▶ Instructions to follow
Report each line of the data that includes the word "content".

Some records
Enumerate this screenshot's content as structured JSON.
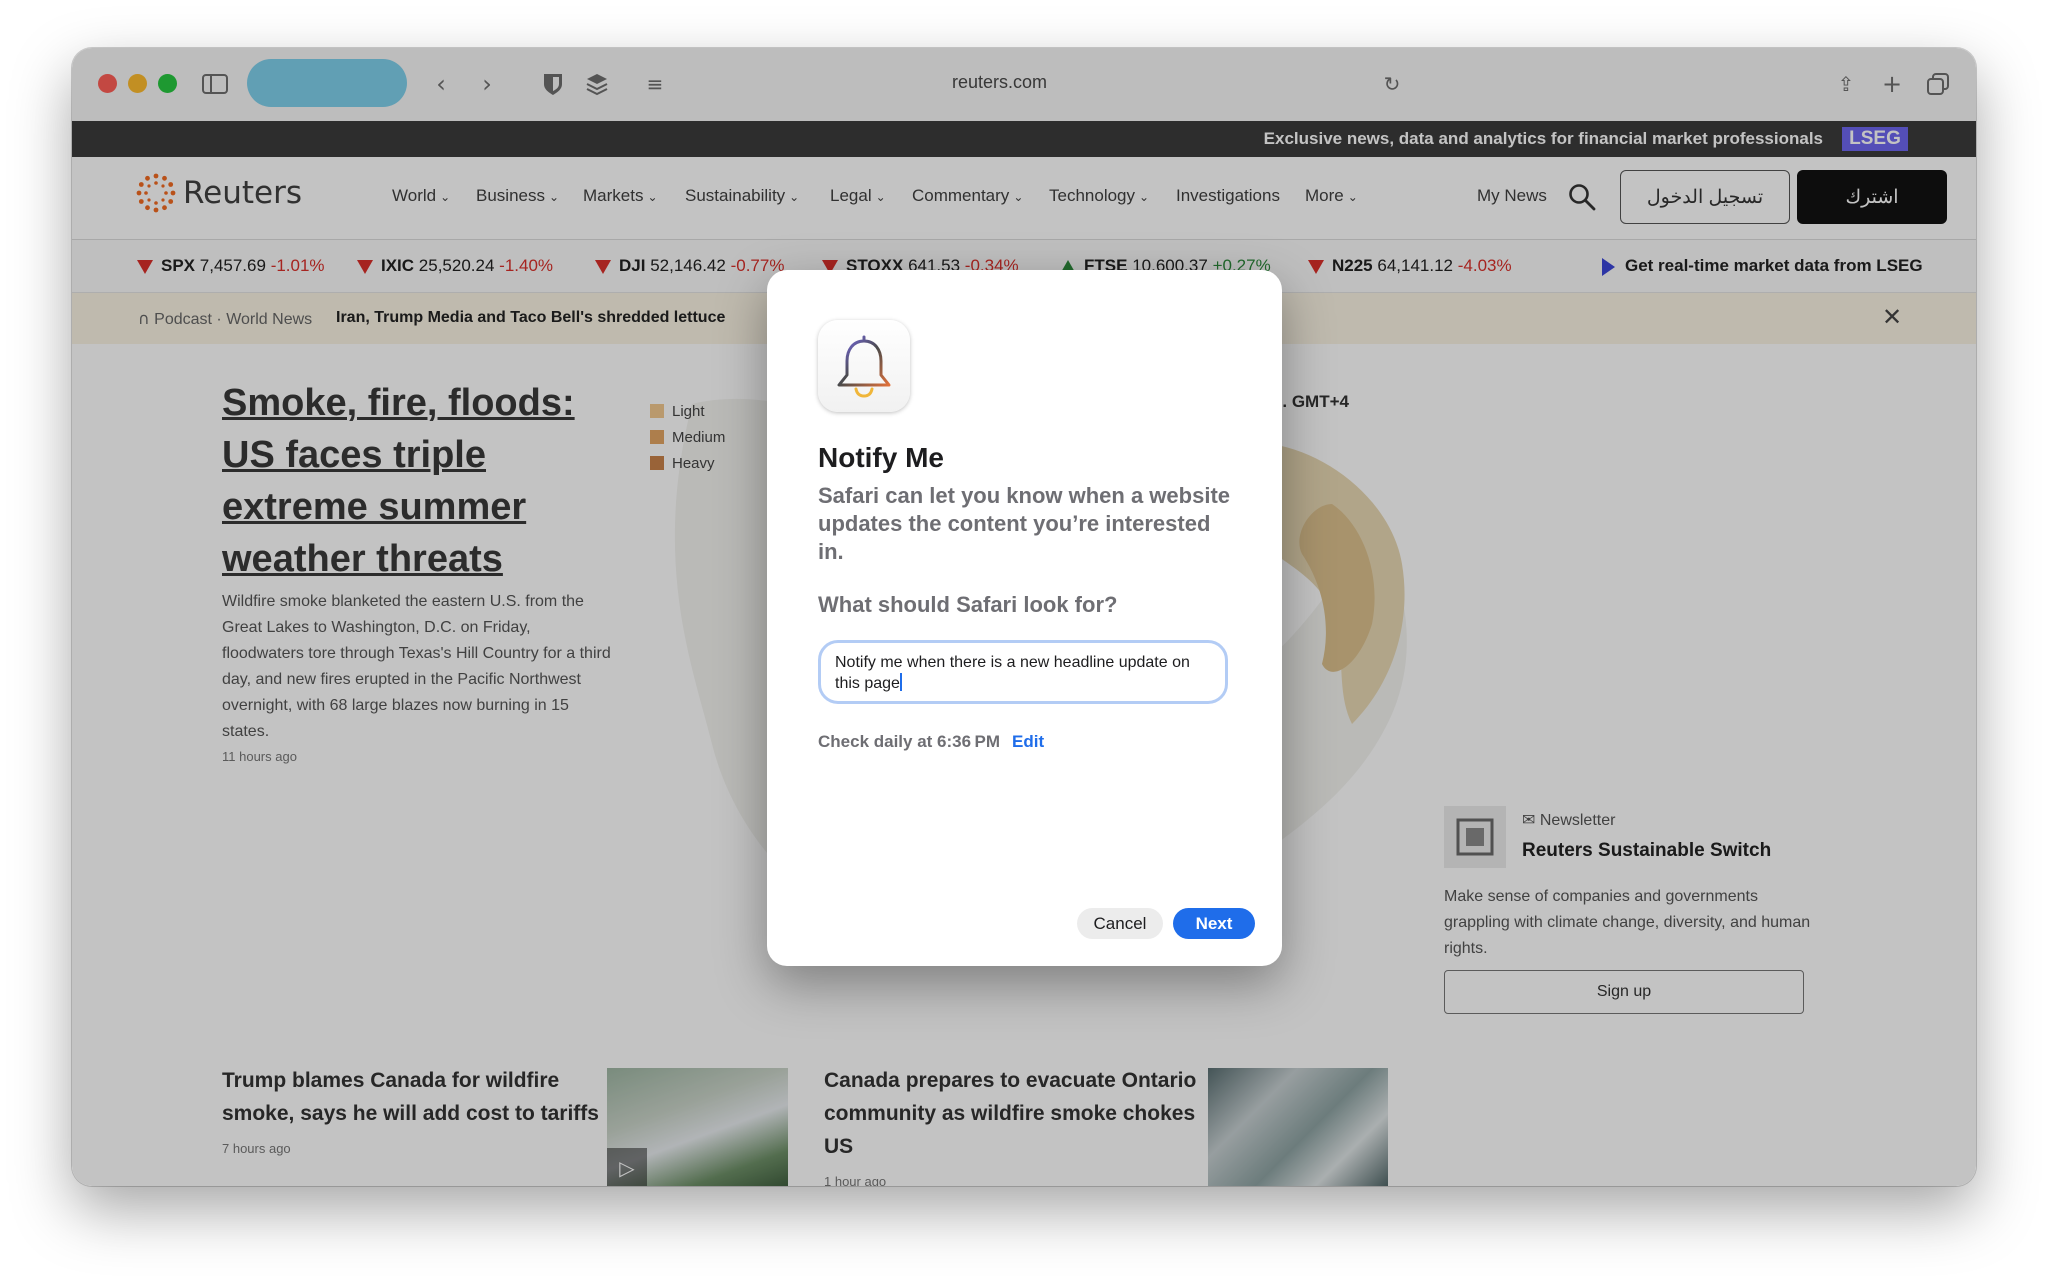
{
  "browser": {
    "url": "reuters.com"
  },
  "banner": {
    "text": "Exclusive news, data and analytics for financial market professionals",
    "badge": "LSEG"
  },
  "nav": {
    "logo": "Reuters",
    "items": [
      {
        "label": "World"
      },
      {
        "label": "Business"
      },
      {
        "label": "Markets"
      },
      {
        "label": "Sustainability"
      },
      {
        "label": "Legal"
      },
      {
        "label": "Commentary"
      },
      {
        "label": "Technology"
      },
      {
        "label": "Investigations"
      },
      {
        "label": "More"
      }
    ],
    "my_news": "My News",
    "login": "تسجيل الدخول",
    "subscribe": "اشترك"
  },
  "ticker": {
    "items": [
      {
        "symbol": "SPX",
        "value": "7,457.69",
        "change": "-1.01%",
        "dir": "down"
      },
      {
        "symbol": "IXIC",
        "value": "25,520.24",
        "change": "-1.40%",
        "dir": "down"
      },
      {
        "symbol": "DJI",
        "value": "52,146.42",
        "change": "-0.77%",
        "dir": "down"
      },
      {
        "symbol": "STOXX",
        "value": "641.53",
        "change": "-0.34%",
        "dir": "down"
      },
      {
        "symbol": "FTSE",
        "value": "10,600.37",
        "change": "+0.27%",
        "dir": "up"
      },
      {
        "symbol": "N225",
        "value": "64,141.12",
        "change": "-4.03%",
        "dir": "down"
      }
    ],
    "cta": "Get real-time market data from LSEG"
  },
  "podcast": {
    "meta": "Podcast · World News",
    "title": "Iran, Trump Media and Taco Bell's shredded lettuce"
  },
  "hero": {
    "title": "Smoke, fire, floods: US faces triple extreme summer weather threats",
    "body": "Wildfire smoke blanketed the eastern U.S. from the Great Lakes to Washington, D.C. on Friday, floodwaters tore through Texas's Hill Country for a third day, and new fires erupted in the Pacific Northwest overnight, with 68 large blazes now burning in 15 states.",
    "time": "11 hours ago"
  },
  "map": {
    "legend": [
      {
        "label": "Light",
        "color": "#f2c98f"
      },
      {
        "label": "Medium",
        "color": "#e3a564"
      },
      {
        "label": "Heavy",
        "color": "#c9824a"
      }
    ],
    "timestamp_fragment": "n. GMT+4"
  },
  "newsletter": {
    "label": "Newsletter",
    "title": "Reuters Sustainable Switch",
    "desc": "Make sense of companies and governments grappling with climate change, diversity, and human rights.",
    "button": "Sign up"
  },
  "stories": [
    {
      "title": "Trump blames Canada for wildfire smoke, says he will add cost to tariffs",
      "time": "7 hours ago"
    },
    {
      "title": "Canada prepares to evacuate Ontario community as wildfire smoke chokes US",
      "time": "1 hour ago"
    }
  ],
  "dialog": {
    "title": "Notify Me",
    "subtitle": "Safari can let you know when a website updates the content you’re interested in.",
    "question": "What should Safari look for?",
    "input_value": "Notify me when there is a new headline update on this page",
    "check": "Check daily at 6:36 PM",
    "edit": "Edit",
    "cancel": "Cancel",
    "next": "Next"
  },
  "colors": {
    "accent": "#1f6dea",
    "ticker_down": "#d9302a",
    "ticker_up": "#2d8a3b",
    "lseg": "#6e67f0"
  }
}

▶ Output of the task
Enumerate this screenshot's content as structured JSON.
    "subtitle": "Safari can let you know when a website updates the content you’re interested in.",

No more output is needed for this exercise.